## BEGIN Available records
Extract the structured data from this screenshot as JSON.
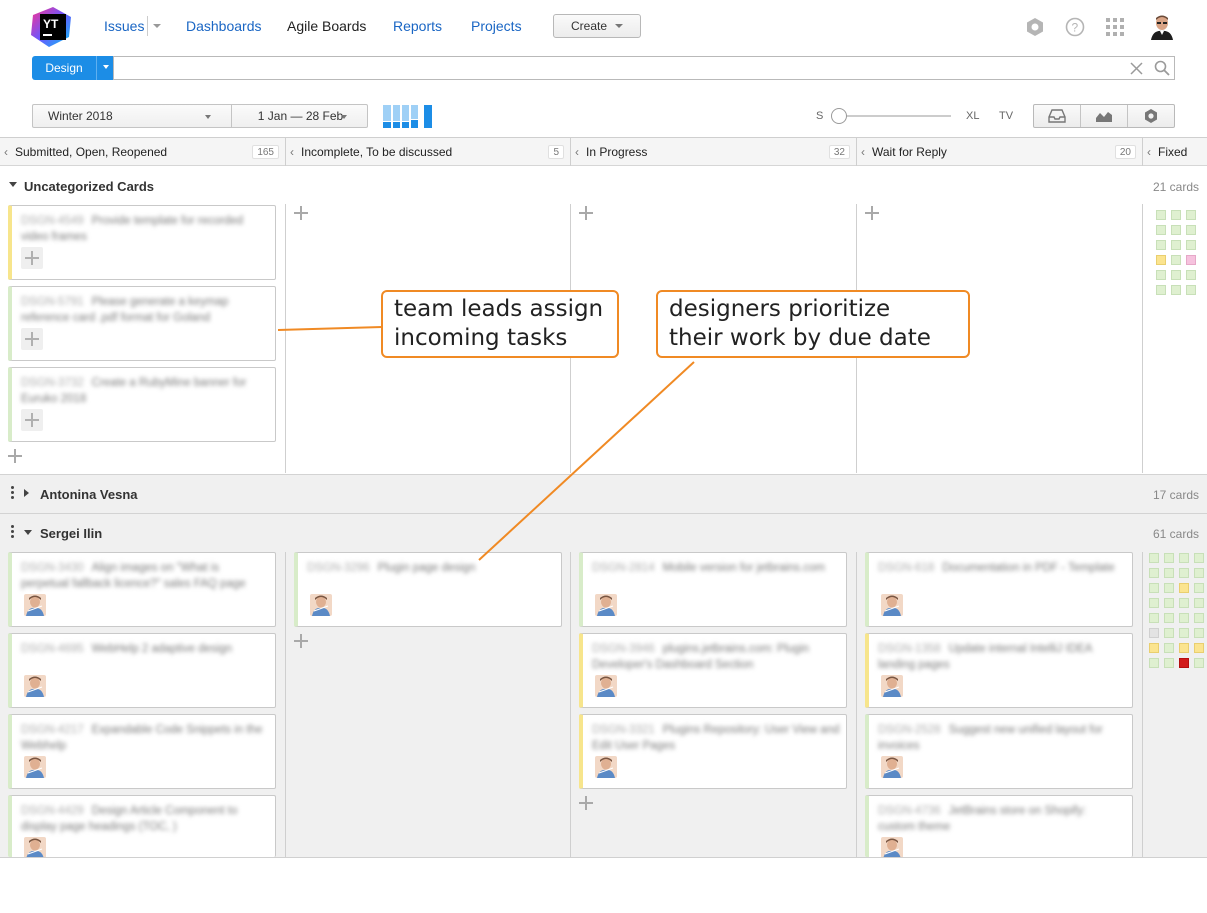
{
  "nav": {
    "logo_text": "YT",
    "issues": "Issues",
    "dashboards": "Dashboards",
    "agile_boards": "Agile Boards",
    "reports": "Reports",
    "projects": "Projects",
    "create": "Create"
  },
  "search": {
    "context": "Design",
    "value": "",
    "placeholder": ""
  },
  "toolbar": {
    "sprint": "Winter 2018",
    "date_range": "1 Jan — 28 Feb",
    "size_small": "S",
    "size_xl": "XL",
    "size_tv": "TV"
  },
  "columns": [
    {
      "title": "Submitted, Open, Reopened",
      "count": "165"
    },
    {
      "title": "Incomplete, To be discussed",
      "count": "5"
    },
    {
      "title": "In Progress",
      "count": "32"
    },
    {
      "title": "Wait for Reply",
      "count": "20"
    },
    {
      "title": "Fixed",
      "count": ""
    }
  ],
  "swimlanes": {
    "uncategorized": {
      "title": "Uncategorized Cards",
      "count": "21 cards"
    },
    "antonina": {
      "title": "Antonina Vesna",
      "count": "17 cards"
    },
    "sergei": {
      "title": "Sergei Ilin",
      "count": "61 cards"
    }
  },
  "uncategorized_cards": [
    {
      "id": "DSGN-4549",
      "summary": "Provide template for recorded video frames"
    },
    {
      "id": "DSGN-5791",
      "summary": "Please generate a keymap reference card .pdf format for Goland"
    },
    {
      "id": "DSGN-3732",
      "summary": "Create a RubyMine banner for Euruko 2018"
    }
  ],
  "sergei_cards": {
    "col1": [
      {
        "id": "DSGN-3430",
        "summary": "Align images on \"What is perpetual fallback licence?\" sales FAQ page"
      },
      {
        "id": "DSGN-4695",
        "summary": "WebHelp 2 adaptive design"
      },
      {
        "id": "DSGN-4217",
        "summary": "Expandable Code Snippets in the Webhelp"
      },
      {
        "id": "DSGN-4429",
        "summary": "Design Article Component to display page headings (TOC, )"
      }
    ],
    "col2": [
      {
        "id": "DSGN-3296",
        "summary": "Plugin page design"
      }
    ],
    "col3": [
      {
        "id": "DSGN-2814",
        "summary": "Mobile version for jetbrains.com"
      },
      {
        "id": "DSGN-3946",
        "summary": "plugins.jetbrains.com: Plugin Developer's Dashboard Section"
      },
      {
        "id": "DSGN-3321",
        "summary": "Plugins Repository: User View and Edit User Pages"
      }
    ],
    "col4": [
      {
        "id": "DSGN-618",
        "summary": "Documentation in PDF - Template"
      },
      {
        "id": "DSGN-1358",
        "summary": "Update internal IntelliJ IDEA landing pages"
      },
      {
        "id": "DSGN-2528",
        "summary": "Suggest new unified layout for invoices"
      },
      {
        "id": "DSGN-4736",
        "summary": "JetBrains store on Shopify: custom theme"
      }
    ]
  },
  "callouts": {
    "team_leads": "team leads assign\nincoming tasks",
    "designers": "designers prioritize\ntheir work by due date"
  },
  "colors": {
    "accent": "#1c8de6",
    "link": "#1a66c4",
    "callout_border": "#f08a24",
    "card_stripe_green": "#d8ecc9",
    "card_stripe_yellow": "#f7e58c"
  },
  "icons": {
    "logo": "youtrack-logo",
    "settings": "gear-icon",
    "help": "help-icon",
    "apps": "apps-grid-icon",
    "user": "user-avatar",
    "clear": "close-icon",
    "search": "search-icon",
    "backlog": "inbox-icon",
    "chart": "burndown-chart-icon",
    "board_settings": "gear-icon"
  }
}
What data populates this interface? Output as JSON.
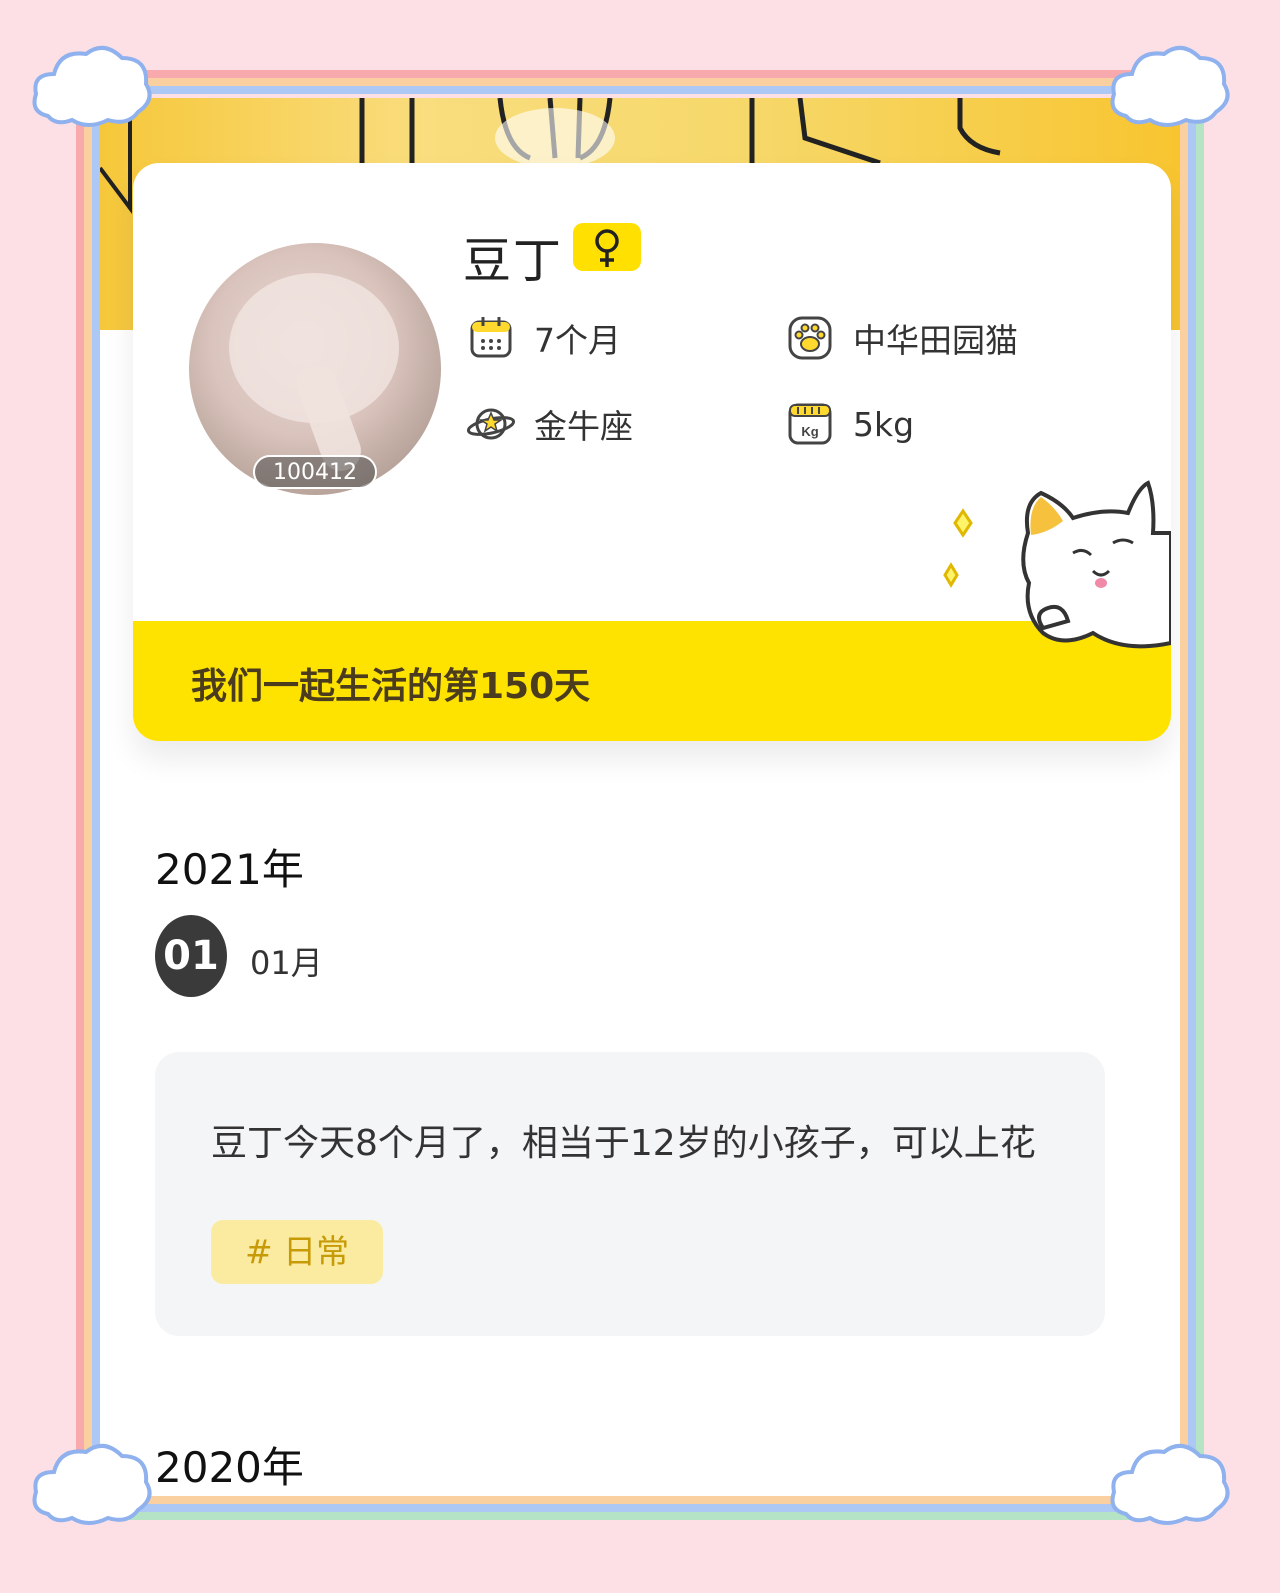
{
  "profile": {
    "name": "豆丁",
    "id": "100412",
    "age": "7个月",
    "breed": "中华田园猫",
    "zodiac": "金牛座",
    "weight": "5kg",
    "together": "我们一起生活的第150天"
  },
  "timeline": {
    "year1": "2021年",
    "month_badge": "01",
    "month_label": "01月",
    "post_text": "豆丁今天8个月了，相当于12岁的小孩子，可以上花",
    "post_tag": "# 日常",
    "year2": "2020年"
  },
  "icons": [
    "female-icon",
    "calendar-icon",
    "paw-icon",
    "planet-icon",
    "scale-icon",
    "cloud-icon"
  ],
  "colors": {
    "accent_yellow": "#ffe300",
    "frame_pink": "#f7a9ae",
    "frame_blue": "#aec8f5",
    "frame_green": "#b5e3c6",
    "frame_orange": "#fbd0a0",
    "background": "#fde0e6"
  }
}
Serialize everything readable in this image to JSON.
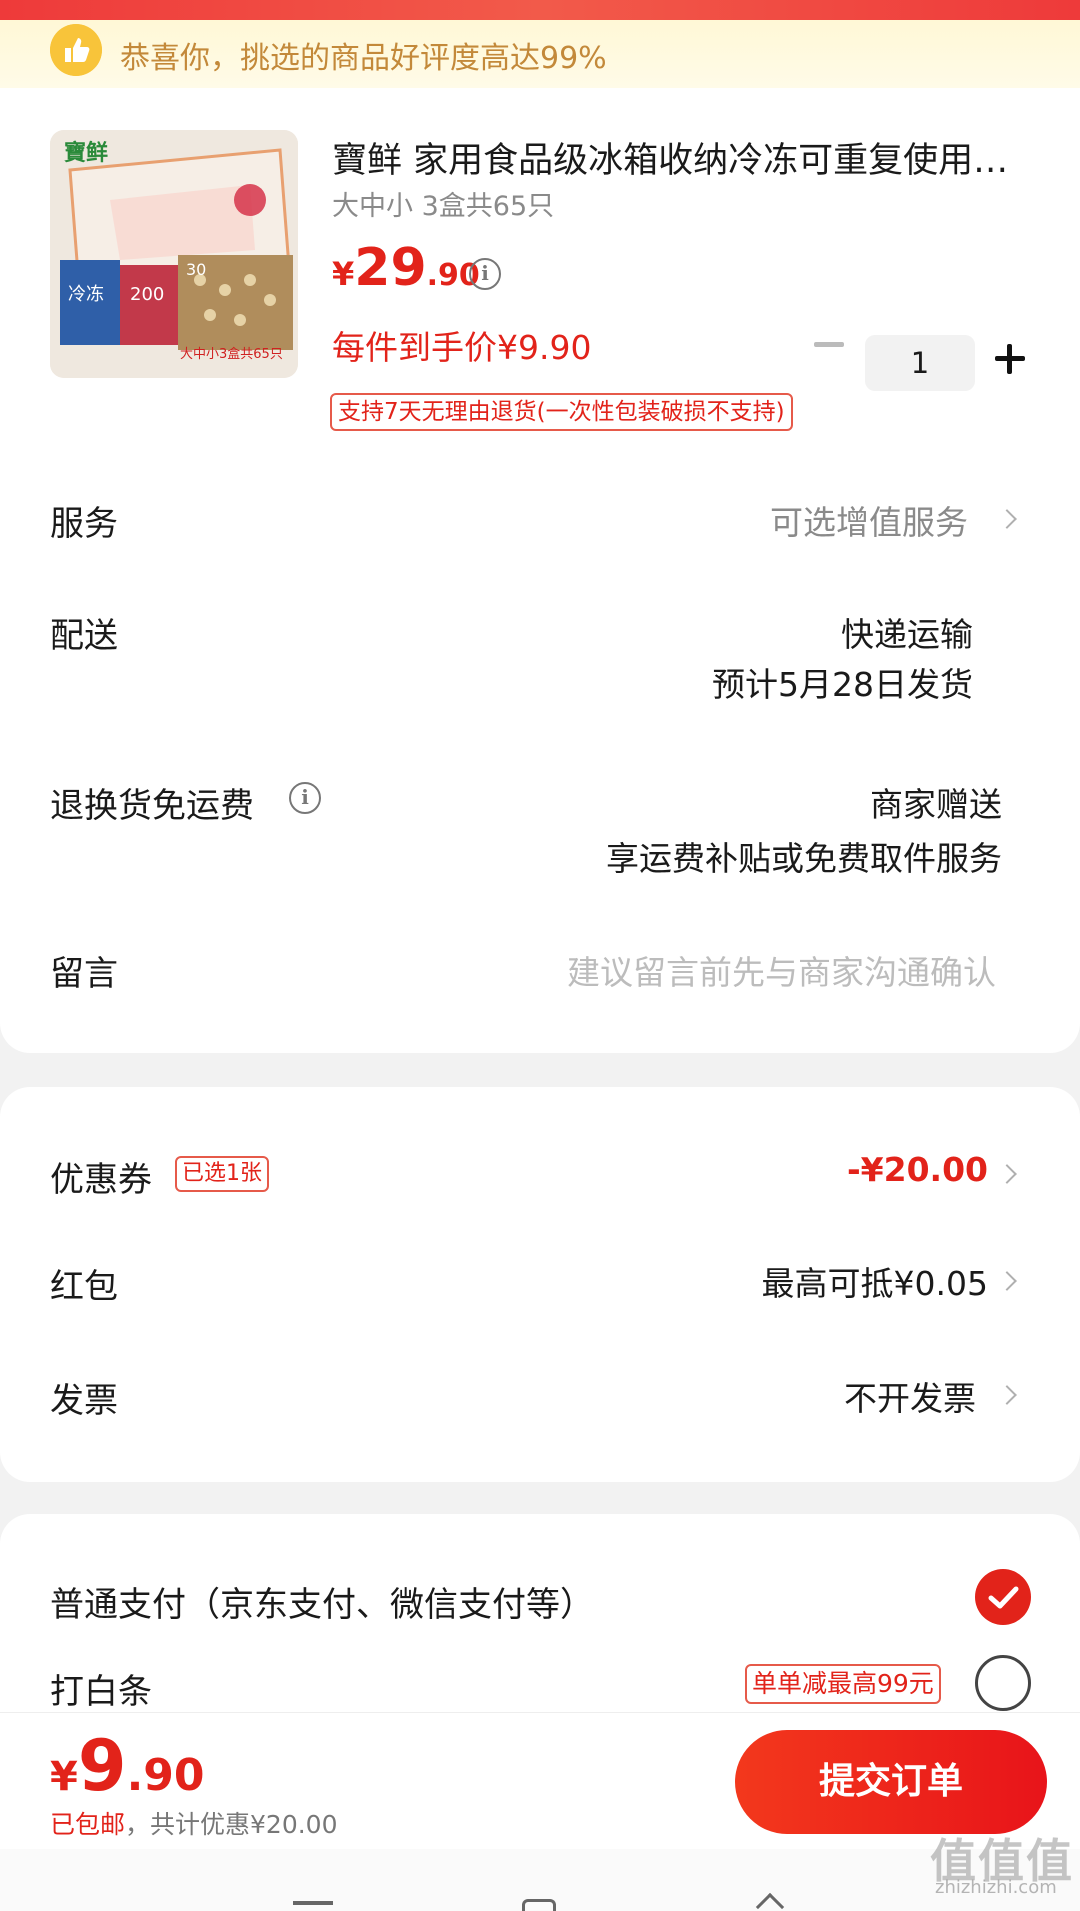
{
  "banner": {
    "text": "恭喜你，挑选的商品好评度高达99%",
    "icon": "thumbs-up-icon"
  },
  "product": {
    "title": "寶鲜 家用食品级冰箱收纳冷冻可重复使用…",
    "spec": "大中小 3盒共65只",
    "price_yen": "¥",
    "price_int": "29",
    "price_dec": ".90",
    "per_item": "每件到手价¥9.90",
    "return_policy": "支持7天无理由退货(一次性包装破损不支持)",
    "quantity": "1",
    "image_texts": [
      "寶鲜",
      "冷冻",
      "200",
      "30",
      "大中小3盒共65只"
    ]
  },
  "rows": {
    "service": {
      "label": "服务",
      "value": "可选增值服务"
    },
    "delivery": {
      "label": "配送",
      "value_line1": "快递运输",
      "value_line2": "预计5月28日发货"
    },
    "return_shipping": {
      "label": "退换货免运费",
      "value_line1": "商家赠送",
      "value_line2": "享运费补贴或免费取件服务"
    },
    "message": {
      "label": "留言",
      "placeholder": "建议留言前先与商家沟通确认"
    }
  },
  "discounts": {
    "coupon": {
      "label": "优惠券",
      "tag": "已选1张",
      "value": "-¥20.00"
    },
    "red_packet": {
      "label": "红包",
      "value": "最高可抵¥0.05"
    },
    "invoice": {
      "label": "发票",
      "value": "不开发票"
    }
  },
  "payment": {
    "normal": {
      "label": "普通支付（京东支付、微信支付等）",
      "selected": true
    },
    "baitiao": {
      "label": "打白条",
      "tag": "单单减最高99元",
      "selected": false
    }
  },
  "bottom": {
    "total_yen": "¥",
    "total_int": "9",
    "total_dec": ".90",
    "free_shipping": "已包邮",
    "savings": "，共计优惠¥20.00",
    "submit_label": "提交订单"
  },
  "watermark": {
    "line1": "值值值",
    "line2": "zhizhizhi.com"
  },
  "colors": {
    "accent": "#e2231a",
    "banner_text": "#c3893a",
    "banner_bg": "#fff8d6"
  }
}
## END Available records
→ **The request**: Transcribe the records above verbatim. Do not carry over any picture.

→ **Solution to this problem**:
Extract the structured data from this screenshot as JSON.
{
  "nav": {
    "logo_text": "YT",
    "issues": "Issues",
    "dashboards": "Dashboards",
    "agile_boards": "Agile Boards",
    "reports": "Reports",
    "projects": "Projects",
    "create": "Create"
  },
  "search": {
    "context": "Design",
    "value": "",
    "placeholder": ""
  },
  "toolbar": {
    "sprint": "Winter 2018",
    "date_range": "1 Jan — 28 Feb",
    "size_small": "S",
    "size_xl": "XL",
    "size_tv": "TV"
  },
  "columns": [
    {
      "title": "Submitted, Open, Reopened",
      "count": "165"
    },
    {
      "title": "Incomplete, To be discussed",
      "count": "5"
    },
    {
      "title": "In Progress",
      "count": "32"
    },
    {
      "title": "Wait for Reply",
      "count": "20"
    },
    {
      "title": "Fixed",
      "count": ""
    }
  ],
  "swimlanes": {
    "uncategorized": {
      "title": "Uncategorized Cards",
      "count": "21 cards"
    },
    "antonina": {
      "title": "Antonina Vesna",
      "count": "17 cards"
    },
    "sergei": {
      "title": "Sergei Ilin",
      "count": "61 cards"
    }
  },
  "uncategorized_cards": [
    {
      "id": "DSGN-4549",
      "summary": "Provide template for recorded video frames"
    },
    {
      "id": "DSGN-5791",
      "summary": "Please generate a keymap reference card .pdf format for Goland"
    },
    {
      "id": "DSGN-3732",
      "summary": "Create a RubyMine banner for Euruko 2018"
    }
  ],
  "sergei_cards": {
    "col1": [
      {
        "id": "DSGN-3430",
        "summary": "Align images on \"What is perpetual fallback licence?\" sales FAQ page"
      },
      {
        "id": "DSGN-4695",
        "summary": "WebHelp 2 adaptive design"
      },
      {
        "id": "DSGN-4217",
        "summary": "Expandable Code Snippets in the Webhelp"
      },
      {
        "id": "DSGN-4429",
        "summary": "Design Article Component to display page headings (TOC, )"
      }
    ],
    "col2": [
      {
        "id": "DSGN-3296",
        "summary": "Plugin page design"
      }
    ],
    "col3": [
      {
        "id": "DSGN-2814",
        "summary": "Mobile version for jetbrains.com"
      },
      {
        "id": "DSGN-3946",
        "summary": "plugins.jetbrains.com: Plugin Developer's Dashboard Section"
      },
      {
        "id": "DSGN-3321",
        "summary": "Plugins Repository: User View and Edit User Pages"
      }
    ],
    "col4": [
      {
        "id": "DSGN-618",
        "summary": "Documentation in PDF - Template"
      },
      {
        "id": "DSGN-1358",
        "summary": "Update internal IntelliJ IDEA landing pages"
      },
      {
        "id": "DSGN-2528",
        "summary": "Suggest new unified layout for invoices"
      },
      {
        "id": "DSGN-4736",
        "summary": "JetBrains store on Shopify: custom theme"
      }
    ]
  },
  "callouts": {
    "team_leads": "team leads assign\nincoming tasks",
    "designers": "designers prioritize\ntheir work by due date"
  },
  "colors": {
    "accent": "#1c8de6",
    "link": "#1a66c4",
    "callout_border": "#f08a24",
    "card_stripe_green": "#d8ecc9",
    "card_stripe_yellow": "#f7e58c"
  },
  "icons": {
    "logo": "youtrack-logo",
    "settings": "gear-icon",
    "help": "help-icon",
    "apps": "apps-grid-icon",
    "user": "user-avatar",
    "clear": "close-icon",
    "search": "search-icon",
    "backlog": "inbox-icon",
    "chart": "burndown-chart-icon",
    "board_settings": "gear-icon"
  }
}
What data populates this interface? Output as JSON.
{
  "profile": {
    "name": "豆丁",
    "id": "100412",
    "age": "7个月",
    "breed": "中华田园猫",
    "zodiac": "金牛座",
    "weight": "5kg",
    "together": "我们一起生活的第150天"
  },
  "timeline": {
    "year1": "2021年",
    "month_badge": "01",
    "month_label": "01月",
    "post_text": "豆丁今天8个月了，相当于12岁的小孩子，可以上花",
    "post_tag": "# 日常",
    "year2": "2020年"
  },
  "icons": [
    "female-icon",
    "calendar-icon",
    "paw-icon",
    "planet-icon",
    "scale-icon",
    "cloud-icon"
  ],
  "colors": {
    "accent_yellow": "#ffe300",
    "frame_pink": "#f7a9ae",
    "frame_blue": "#aec8f5",
    "frame_green": "#b5e3c6",
    "frame_orange": "#fbd0a0",
    "background": "#fde0e6"
  }
}
Serialize everything readable in this image to JSON.
{
  "banner": {
    "text": "恭喜你，挑选的商品好评度高达99%",
    "icon": "thumbs-up-icon"
  },
  "product": {
    "title": "寶鲜 家用食品级冰箱收纳冷冻可重复使用…",
    "spec": "大中小 3盒共65只",
    "price_yen": "¥",
    "price_int": "29",
    "price_dec": ".90",
    "per_item": "每件到手价¥9.90",
    "return_policy": "支持7天无理由退货(一次性包装破损不支持)",
    "quantity": "1",
    "image_texts": [
      "寶鲜",
      "冷冻",
      "200",
      "30",
      "大中小3盒共65只"
    ]
  },
  "rows": {
    "service": {
      "label": "服务",
      "value": "可选增值服务"
    },
    "delivery": {
      "label": "配送",
      "value_line1": "快递运输",
      "value_line2": "预计5月28日发货"
    },
    "return_shipping": {
      "label": "退换货免运费",
      "value_line1": "商家赠送",
      "value_line2": "享运费补贴或免费取件服务"
    },
    "message": {
      "label": "留言",
      "placeholder": "建议留言前先与商家沟通确认"
    }
  },
  "discounts": {
    "coupon": {
      "label": "优惠券",
      "tag": "已选1张",
      "value": "-¥20.00"
    },
    "red_packet": {
      "label": "红包",
      "value": "最高可抵¥0.05"
    },
    "invoice": {
      "label": "发票",
      "value": "不开发票"
    }
  },
  "payment": {
    "normal": {
      "label": "普通支付（京东支付、微信支付等）",
      "selected": true
    },
    "baitiao": {
      "label": "打白条",
      "tag": "单单减最高99元",
      "selected": false
    }
  },
  "bottom": {
    "total_yen": "¥",
    "total_int": "9",
    "total_dec": ".90",
    "free_shipping": "已包邮",
    "savings": "，共计优惠¥20.00",
    "submit_label": "提交订单"
  },
  "watermark": {
    "line1": "值值值",
    "line2": "zhizhizhi.com"
  },
  "colors": {
    "accent": "#e2231a",
    "banner_text": "#c3893a",
    "banner_bg": "#fff8d6"
  }
}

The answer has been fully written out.